## DATA IN THIS EXERCISE:

::::::::::

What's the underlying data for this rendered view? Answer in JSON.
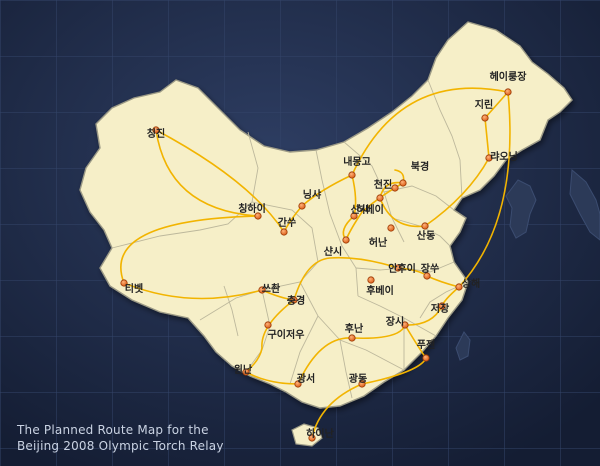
{
  "caption": {
    "line1": "The Planned Route Map for the",
    "line2": "Beijing 2008 Olympic Torch Relay"
  },
  "colors": {
    "ocean": "#1d2a45",
    "grid": "#2f3d5c",
    "land": "#f6efc8",
    "border": "#a8a48c",
    "route": "#f2b400",
    "marker": "#e8641a",
    "label": "#222222"
  },
  "places": [
    {
      "id": "heilongjiang",
      "name": "헤이룽장"
    },
    {
      "id": "jilin",
      "name": "지린"
    },
    {
      "id": "liaoning",
      "name": "랴오닝"
    },
    {
      "id": "beijing",
      "name": "북경"
    },
    {
      "id": "tianjin",
      "name": "천진"
    },
    {
      "id": "neimenggu",
      "name": "내몽고"
    },
    {
      "id": "hebei",
      "name": "허베이"
    },
    {
      "id": "shandong",
      "name": "산동"
    },
    {
      "id": "shanxi",
      "name": "산시"
    },
    {
      "id": "henan",
      "name": "허난"
    },
    {
      "id": "shaanxi",
      "name": "샨시"
    },
    {
      "id": "ningxia",
      "name": "닝샤"
    },
    {
      "id": "gansu",
      "name": "간쑤"
    },
    {
      "id": "qinghai",
      "name": "칭하이"
    },
    {
      "id": "xinjiang",
      "name": "칭진"
    },
    {
      "id": "tibet",
      "name": "티벳"
    },
    {
      "id": "sichuan",
      "name": "쓰촨"
    },
    {
      "id": "chongqing",
      "name": "충경"
    },
    {
      "id": "guizhou",
      "name": "구이저우"
    },
    {
      "id": "yunnan",
      "name": "윈난"
    },
    {
      "id": "guangxi",
      "name": "광서"
    },
    {
      "id": "guangdong",
      "name": "광동"
    },
    {
      "id": "hainan",
      "name": "하이난"
    },
    {
      "id": "hunan",
      "name": "후난"
    },
    {
      "id": "hubei",
      "name": "후베이"
    },
    {
      "id": "anhui",
      "name": "안후이"
    },
    {
      "id": "jiangsu",
      "name": "장쑤"
    },
    {
      "id": "shanghai",
      "name": "상해"
    },
    {
      "id": "zhejiang",
      "name": "저장"
    },
    {
      "id": "jiangxi",
      "name": "장시"
    },
    {
      "id": "fujian",
      "name": "푸젠"
    }
  ]
}
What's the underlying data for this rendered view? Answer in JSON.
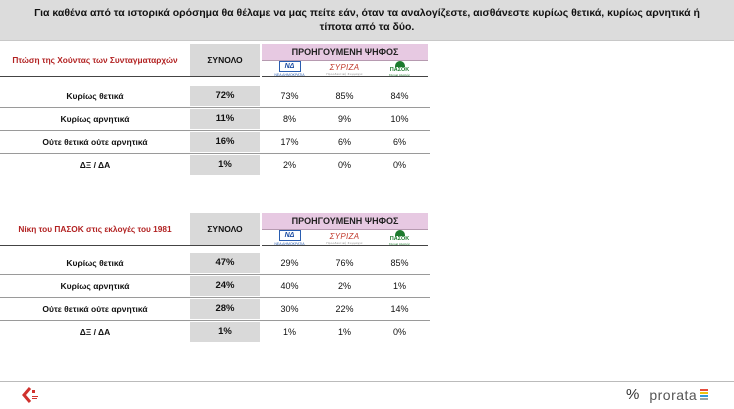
{
  "header": {
    "question": "Για καθένα από τα ιστορικά ορόσημα θα θέλαμε να μας πείτε εάν, όταν τα αναλογίζεστε, αισθάνεστε κυρίως θετικά, κυρίως αρνητικά ή τίποτα από τα δύο."
  },
  "columns": {
    "total": "ΣΥΝΟΛΟ",
    "previous_vote": "ΠΡΟΗΓΟΥΜΕΝΗ ΨΗΦΟΣ",
    "parties": [
      "ΝΔ",
      "ΣΥΡΙΖΑ",
      "ΠΑΣΟΚ"
    ],
    "party_colors": [
      "#2a5db0",
      "#c0392b",
      "#1d7a2e"
    ]
  },
  "tables": [
    {
      "title": "Πτώση της Χούντας των Συνταγματαρχών",
      "rows": [
        {
          "label": "Κυρίως θετικά",
          "total": "72%",
          "nd": "73%",
          "syriza": "85%",
          "pasok": "84%"
        },
        {
          "label": "Κυρίως αρνητικά",
          "total": "11%",
          "nd": "8%",
          "syriza": "9%",
          "pasok": "10%"
        },
        {
          "label": "Ούτε θετικά ούτε αρνητικά",
          "total": "16%",
          "nd": "17%",
          "syriza": "6%",
          "pasok": "6%"
        },
        {
          "label": "ΔΞ / ΔΑ",
          "total": "1%",
          "nd": "2%",
          "syriza": "0%",
          "pasok": "0%"
        }
      ]
    },
    {
      "title": "Νίκη του ΠΑΣΟΚ στις εκλογές του 1981",
      "rows": [
        {
          "label": "Κυρίως θετικά",
          "total": "47%",
          "nd": "29%",
          "syriza": "76%",
          "pasok": "85%"
        },
        {
          "label": "Κυρίως αρνητικά",
          "total": "24%",
          "nd": "40%",
          "syriza": "2%",
          "pasok": "1%"
        },
        {
          "label": "Ούτε θετικά ούτε αρνητικά",
          "total": "28%",
          "nd": "30%",
          "syriza": "22%",
          "pasok": "14%"
        },
        {
          "label": "ΔΞ / ΔΑ",
          "total": "1%",
          "nd": "1%",
          "syriza": "1%",
          "pasok": "0%"
        }
      ]
    }
  ],
  "footer": {
    "brand": "prorata",
    "brand_mark": "%",
    "brand_bar_colors": [
      "#e74c3c",
      "#f1c40f",
      "#3498db",
      "#95a5a6"
    ]
  }
}
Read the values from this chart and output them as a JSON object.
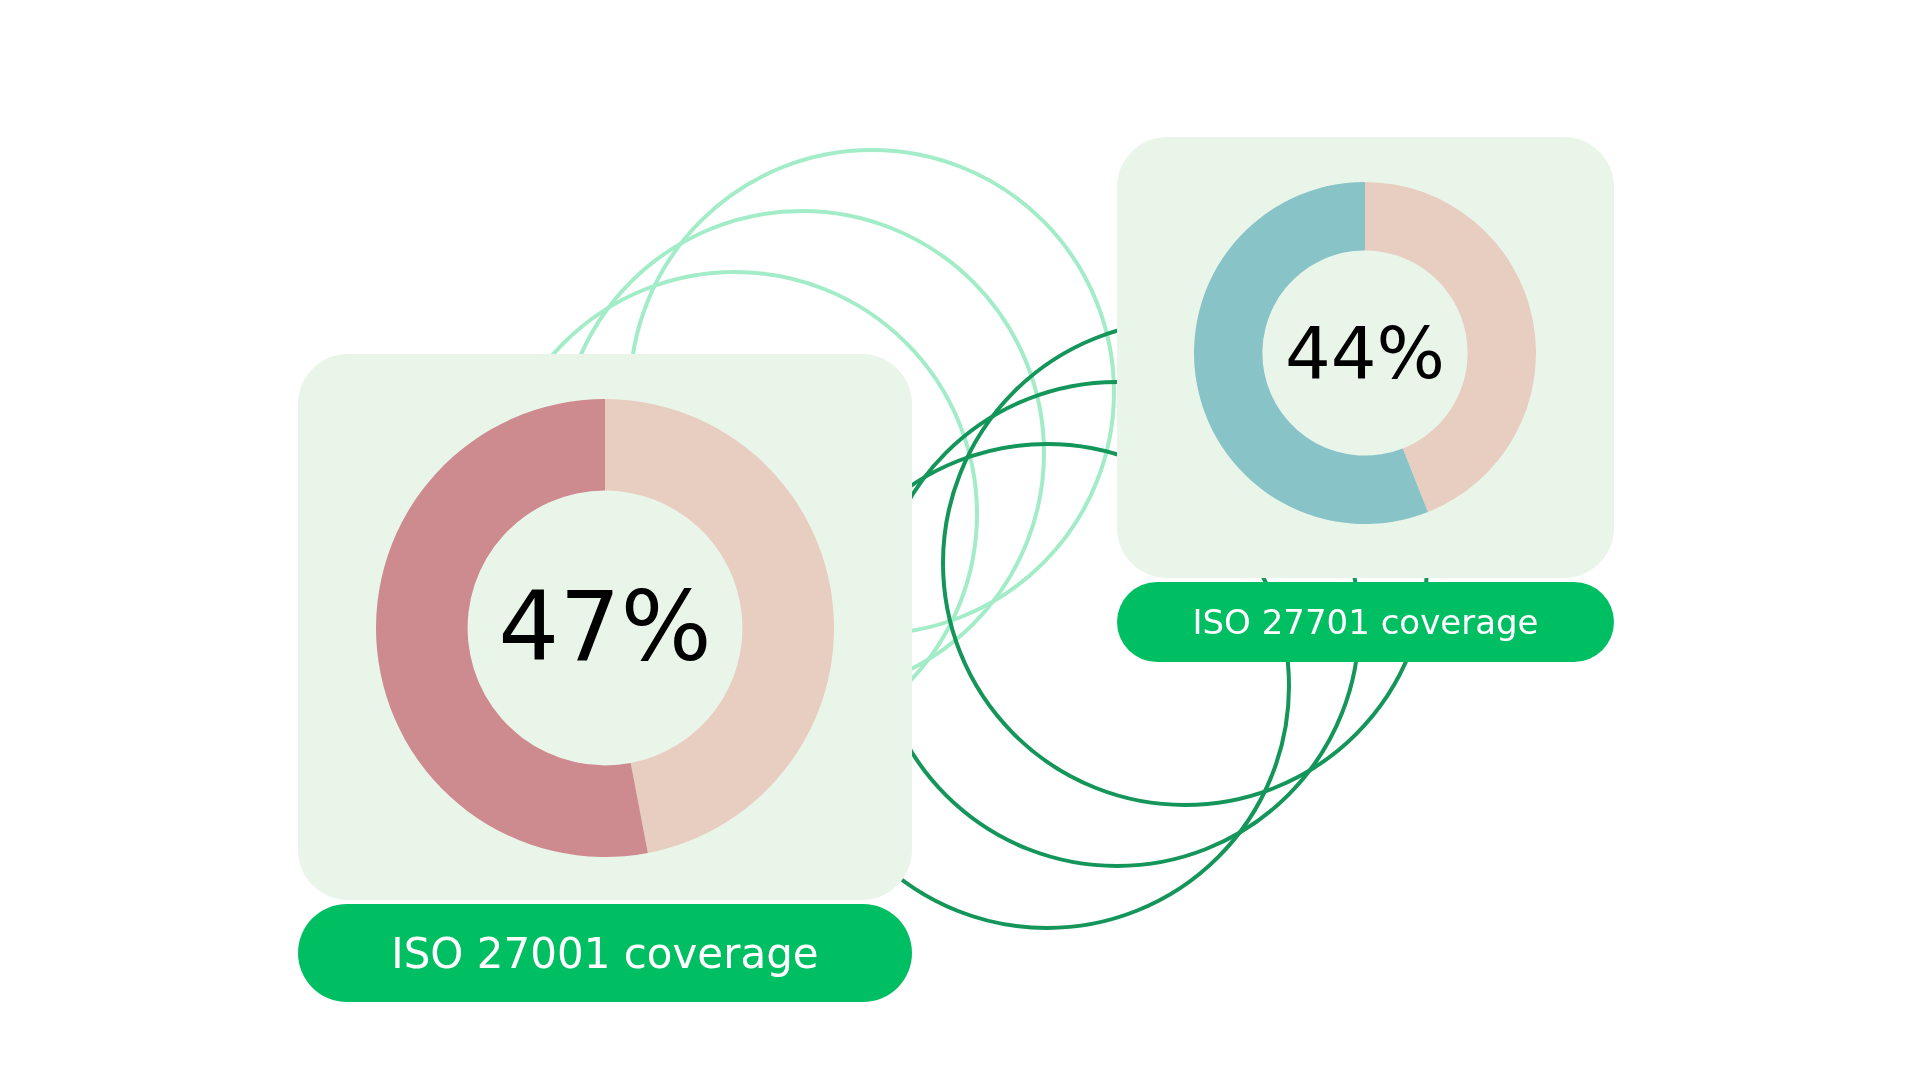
{
  "chart_data": [
    {
      "type": "donut",
      "title": "ISO 27001 coverage",
      "categories": [
        null,
        null
      ],
      "values": [
        47,
        53
      ],
      "colors": [
        "#e8cec0",
        "#cd8b90"
      ],
      "annotations": [
        "47%"
      ]
    },
    {
      "type": "donut",
      "title": "ISO 27701 coverage",
      "categories": [
        null,
        null
      ],
      "values": [
        44,
        56
      ],
      "colors": [
        "#e8cec0",
        "#88c3c8"
      ],
      "annotations": [
        "44%"
      ]
    }
  ]
}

::::::::::

## WHAT THE TASK ASKS:
Go through the data above and transcribe it in full, omitting any image.

## EXERCISE OUTPUT:
What's the underlying data for this rendered view? Answer in JSON.
{
  "caption": {
    "line1": "The Planned Route Map for the",
    "line2": "Beijing 2008 Olympic Torch Relay"
  },
  "colors": {
    "ocean": "#1d2a45",
    "grid": "#2f3d5c",
    "land": "#f6efc8",
    "border": "#a8a48c",
    "route": "#f2b400",
    "marker": "#e8641a",
    "label": "#222222"
  },
  "places": [
    {
      "id": "heilongjiang",
      "name": "헤이룽장"
    },
    {
      "id": "jilin",
      "name": "지린"
    },
    {
      "id": "liaoning",
      "name": "랴오닝"
    },
    {
      "id": "beijing",
      "name": "북경"
    },
    {
      "id": "tianjin",
      "name": "천진"
    },
    {
      "id": "neimenggu",
      "name": "내몽고"
    },
    {
      "id": "hebei",
      "name": "허베이"
    },
    {
      "id": "shandong",
      "name": "산동"
    },
    {
      "id": "shanxi",
      "name": "산시"
    },
    {
      "id": "henan",
      "name": "허난"
    },
    {
      "id": "shaanxi",
      "name": "샨시"
    },
    {
      "id": "ningxia",
      "name": "닝샤"
    },
    {
      "id": "gansu",
      "name": "간쑤"
    },
    {
      "id": "qinghai",
      "name": "칭하이"
    },
    {
      "id": "xinjiang",
      "name": "칭진"
    },
    {
      "id": "tibet",
      "name": "티벳"
    },
    {
      "id": "sichuan",
      "name": "쓰촨"
    },
    {
      "id": "chongqing",
      "name": "충경"
    },
    {
      "id": "guizhou",
      "name": "구이저우"
    },
    {
      "id": "yunnan",
      "name": "윈난"
    },
    {
      "id": "guangxi",
      "name": "광서"
    },
    {
      "id": "guangdong",
      "name": "광동"
    },
    {
      "id": "hainan",
      "name": "하이난"
    },
    {
      "id": "hunan",
      "name": "후난"
    },
    {
      "id": "hubei",
      "name": "후베이"
    },
    {
      "id": "anhui",
      "name": "안후이"
    },
    {
      "id": "jiangsu",
      "name": "장쑤"
    },
    {
      "id": "shanghai",
      "name": "상해"
    },
    {
      "id": "zhejiang",
      "name": "저장"
    },
    {
      "id": "jiangxi",
      "name": "장시"
    },
    {
      "id": "fujian",
      "name": "푸젠"
    }
  ]
}
What's the underlying data for this rendered view? Answer in JSON.
{
  "header": {
    "question": "Για καθένα από τα ιστορικά ορόσημα θα θέλαμε να μας πείτε εάν, όταν τα αναλογίζεστε, αισθάνεστε κυρίως θετικά, κυρίως αρνητικά ή τίποτα από τα δύο."
  },
  "columns": {
    "total": "ΣΥΝΟΛΟ",
    "previous_vote": "ΠΡΟΗΓΟΥΜΕΝΗ ΨΗΦΟΣ",
    "parties": [
      "ΝΔ",
      "ΣΥΡΙΖΑ",
      "ΠΑΣΟΚ"
    ],
    "party_colors": [
      "#2a5db0",
      "#c0392b",
      "#1d7a2e"
    ]
  },
  "tables": [
    {
      "title": "Πτώση της Χούντας των Συνταγματαρχών",
      "rows": [
        {
          "label": "Κυρίως θετικά",
          "total": "72%",
          "nd": "73%",
          "syriza": "85%",
          "pasok": "84%"
        },
        {
          "label": "Κυρίως αρνητικά",
          "total": "11%",
          "nd": "8%",
          "syriza": "9%",
          "pasok": "10%"
        },
        {
          "label": "Ούτε θετικά ούτε αρνητικά",
          "total": "16%",
          "nd": "17%",
          "syriza": "6%",
          "pasok": "6%"
        },
        {
          "label": "ΔΞ / ΔΑ",
          "total": "1%",
          "nd": "2%",
          "syriza": "0%",
          "pasok": "0%"
        }
      ]
    },
    {
      "title": "Νίκη του ΠΑΣΟΚ στις εκλογές του 1981",
      "rows": [
        {
          "label": "Κυρίως θετικά",
          "total": "47%",
          "nd": "29%",
          "syriza": "76%",
          "pasok": "85%"
        },
        {
          "label": "Κυρίως αρνητικά",
          "total": "24%",
          "nd": "40%",
          "syriza": "2%",
          "pasok": "1%"
        },
        {
          "label": "Ούτε θετικά ούτε αρνητικά",
          "total": "28%",
          "nd": "30%",
          "syriza": "22%",
          "pasok": "14%"
        },
        {
          "label": "ΔΞ / ΔΑ",
          "total": "1%",
          "nd": "1%",
          "syriza": "1%",
          "pasok": "0%"
        }
      ]
    }
  ],
  "footer": {
    "brand": "prorata",
    "brand_mark": "%",
    "brand_bar_colors": [
      "#e74c3c",
      "#f1c40f",
      "#3498db",
      "#95a5a6"
    ]
  }
}
Read the values from this chart and output them as a JSON object.
{
  "chart_data": [
    {
      "type": "donut",
      "title": "ISO 27001 coverage",
      "categories": [
        null,
        null
      ],
      "values": [
        47,
        53
      ],
      "colors": [
        "#e8cec0",
        "#cd8b90"
      ],
      "annotations": [
        "47%"
      ]
    },
    {
      "type": "donut",
      "title": "ISO 27701 coverage",
      "categories": [
        null,
        null
      ],
      "values": [
        44,
        56
      ],
      "colors": [
        "#e8cec0",
        "#88c3c8"
      ],
      "annotations": [
        "44%"
      ]
    }
  ]
}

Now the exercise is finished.